What the exercise asks:
What lines of the data include the string "Break"? Copy them all.

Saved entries
----
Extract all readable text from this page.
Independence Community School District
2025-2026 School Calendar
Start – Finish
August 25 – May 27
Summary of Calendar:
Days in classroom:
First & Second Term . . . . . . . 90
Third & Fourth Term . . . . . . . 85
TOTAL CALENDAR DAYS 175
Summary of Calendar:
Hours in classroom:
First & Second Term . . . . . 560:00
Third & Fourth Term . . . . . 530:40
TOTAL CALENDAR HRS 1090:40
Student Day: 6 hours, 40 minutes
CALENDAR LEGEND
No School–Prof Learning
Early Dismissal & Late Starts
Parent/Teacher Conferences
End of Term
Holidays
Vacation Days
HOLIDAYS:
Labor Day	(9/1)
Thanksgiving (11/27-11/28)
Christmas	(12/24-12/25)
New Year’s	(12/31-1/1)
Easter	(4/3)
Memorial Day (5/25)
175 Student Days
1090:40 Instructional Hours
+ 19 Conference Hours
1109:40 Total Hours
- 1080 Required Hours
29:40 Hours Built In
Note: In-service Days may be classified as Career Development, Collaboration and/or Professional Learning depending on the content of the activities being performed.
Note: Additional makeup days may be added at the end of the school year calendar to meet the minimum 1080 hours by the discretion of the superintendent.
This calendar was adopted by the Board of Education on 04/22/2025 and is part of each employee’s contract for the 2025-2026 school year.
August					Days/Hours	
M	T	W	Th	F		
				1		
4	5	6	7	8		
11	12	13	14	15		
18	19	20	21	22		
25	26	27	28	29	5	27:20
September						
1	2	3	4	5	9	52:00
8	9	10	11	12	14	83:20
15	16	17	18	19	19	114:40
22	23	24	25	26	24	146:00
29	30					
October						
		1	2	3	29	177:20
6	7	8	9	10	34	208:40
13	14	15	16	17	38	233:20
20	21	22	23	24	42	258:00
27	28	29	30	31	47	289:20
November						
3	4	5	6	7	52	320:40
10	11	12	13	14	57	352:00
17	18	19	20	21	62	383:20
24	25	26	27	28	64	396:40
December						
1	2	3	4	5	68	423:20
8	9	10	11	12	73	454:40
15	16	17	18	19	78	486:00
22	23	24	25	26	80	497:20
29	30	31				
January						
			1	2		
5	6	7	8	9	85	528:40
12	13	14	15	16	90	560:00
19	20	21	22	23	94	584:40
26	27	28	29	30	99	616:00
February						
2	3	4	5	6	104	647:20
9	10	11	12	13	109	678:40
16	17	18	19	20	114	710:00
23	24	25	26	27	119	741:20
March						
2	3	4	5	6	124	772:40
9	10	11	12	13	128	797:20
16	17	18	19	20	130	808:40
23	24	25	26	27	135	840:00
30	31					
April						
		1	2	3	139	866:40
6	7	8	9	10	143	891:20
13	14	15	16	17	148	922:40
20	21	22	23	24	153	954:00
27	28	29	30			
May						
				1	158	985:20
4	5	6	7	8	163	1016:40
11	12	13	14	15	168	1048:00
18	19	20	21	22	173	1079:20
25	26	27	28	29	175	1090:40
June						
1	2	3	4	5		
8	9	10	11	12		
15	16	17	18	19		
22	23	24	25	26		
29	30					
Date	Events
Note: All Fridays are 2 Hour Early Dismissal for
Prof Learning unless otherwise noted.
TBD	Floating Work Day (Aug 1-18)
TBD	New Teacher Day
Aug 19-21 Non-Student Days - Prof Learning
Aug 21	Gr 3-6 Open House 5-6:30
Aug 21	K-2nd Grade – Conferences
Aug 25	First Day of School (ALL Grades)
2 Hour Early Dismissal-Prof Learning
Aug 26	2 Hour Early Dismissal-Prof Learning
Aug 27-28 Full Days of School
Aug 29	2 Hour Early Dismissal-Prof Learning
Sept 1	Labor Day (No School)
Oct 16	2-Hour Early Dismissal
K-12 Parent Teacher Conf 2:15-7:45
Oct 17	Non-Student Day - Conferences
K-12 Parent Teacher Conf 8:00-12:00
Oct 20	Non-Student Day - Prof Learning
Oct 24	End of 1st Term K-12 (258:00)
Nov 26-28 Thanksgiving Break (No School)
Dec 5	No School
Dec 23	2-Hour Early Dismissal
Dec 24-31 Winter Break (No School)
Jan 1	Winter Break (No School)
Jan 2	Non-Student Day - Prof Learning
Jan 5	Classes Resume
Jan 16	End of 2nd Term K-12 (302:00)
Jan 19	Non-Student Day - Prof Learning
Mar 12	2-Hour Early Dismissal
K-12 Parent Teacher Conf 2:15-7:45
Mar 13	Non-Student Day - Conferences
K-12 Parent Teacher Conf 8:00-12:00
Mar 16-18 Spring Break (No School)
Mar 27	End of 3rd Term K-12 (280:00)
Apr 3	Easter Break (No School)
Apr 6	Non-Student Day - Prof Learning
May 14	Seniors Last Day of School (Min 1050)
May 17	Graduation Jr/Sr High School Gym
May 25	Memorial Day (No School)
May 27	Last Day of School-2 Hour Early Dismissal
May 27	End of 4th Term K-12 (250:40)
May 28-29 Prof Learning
----
Written response:
Nov 26-28 Thanksgiving Break (No School)
Dec 24-31 Winter Break (No School)
Jan 1	Winter Break (No School)
Mar 16-18 Spring Break (No School)
Apr 3	Easter Break (No School)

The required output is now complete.